— Begin Supplied records —

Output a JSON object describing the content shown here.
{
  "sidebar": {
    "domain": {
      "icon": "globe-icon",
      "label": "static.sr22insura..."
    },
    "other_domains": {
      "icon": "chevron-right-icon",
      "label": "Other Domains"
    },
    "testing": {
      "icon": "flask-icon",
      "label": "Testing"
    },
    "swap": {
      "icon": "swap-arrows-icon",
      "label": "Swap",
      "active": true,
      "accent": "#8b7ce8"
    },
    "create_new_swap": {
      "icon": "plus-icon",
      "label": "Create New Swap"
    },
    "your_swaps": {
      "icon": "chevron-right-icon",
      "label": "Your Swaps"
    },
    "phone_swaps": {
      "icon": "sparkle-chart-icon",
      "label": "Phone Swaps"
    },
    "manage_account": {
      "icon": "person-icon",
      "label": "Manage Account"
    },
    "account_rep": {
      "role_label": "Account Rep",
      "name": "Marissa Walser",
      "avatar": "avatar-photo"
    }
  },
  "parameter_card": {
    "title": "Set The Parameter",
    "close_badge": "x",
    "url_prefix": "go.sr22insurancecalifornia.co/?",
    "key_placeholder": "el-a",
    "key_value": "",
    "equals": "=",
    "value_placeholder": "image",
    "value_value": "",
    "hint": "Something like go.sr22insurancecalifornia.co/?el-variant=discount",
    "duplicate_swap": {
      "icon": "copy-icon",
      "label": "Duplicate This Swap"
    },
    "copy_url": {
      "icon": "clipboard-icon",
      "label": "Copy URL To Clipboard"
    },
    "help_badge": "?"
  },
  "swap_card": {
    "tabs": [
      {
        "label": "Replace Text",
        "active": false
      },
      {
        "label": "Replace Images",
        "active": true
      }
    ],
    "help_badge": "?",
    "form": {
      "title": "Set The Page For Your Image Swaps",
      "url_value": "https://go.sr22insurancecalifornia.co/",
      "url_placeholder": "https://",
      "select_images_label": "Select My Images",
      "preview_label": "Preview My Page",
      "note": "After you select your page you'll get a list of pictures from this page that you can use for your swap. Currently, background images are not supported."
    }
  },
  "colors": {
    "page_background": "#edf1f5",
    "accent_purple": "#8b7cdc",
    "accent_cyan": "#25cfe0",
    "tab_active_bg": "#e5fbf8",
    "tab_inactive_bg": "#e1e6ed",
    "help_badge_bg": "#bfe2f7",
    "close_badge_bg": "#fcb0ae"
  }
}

— End Supplied records —

* Direction: Find each line with the string "icon" and copy it out.

* Written reply:
      "icon": "globe-icon",
      "icon": "chevron-right-icon",
      "icon": "flask-icon",
      "icon": "swap-arrows-icon",
      "icon": "plus-icon",
      "icon": "chevron-right-icon",
      "icon": "sparkle-chart-icon",
      "icon": "person-icon",
      "icon": "copy-icon",
      "icon": "clipboard-icon",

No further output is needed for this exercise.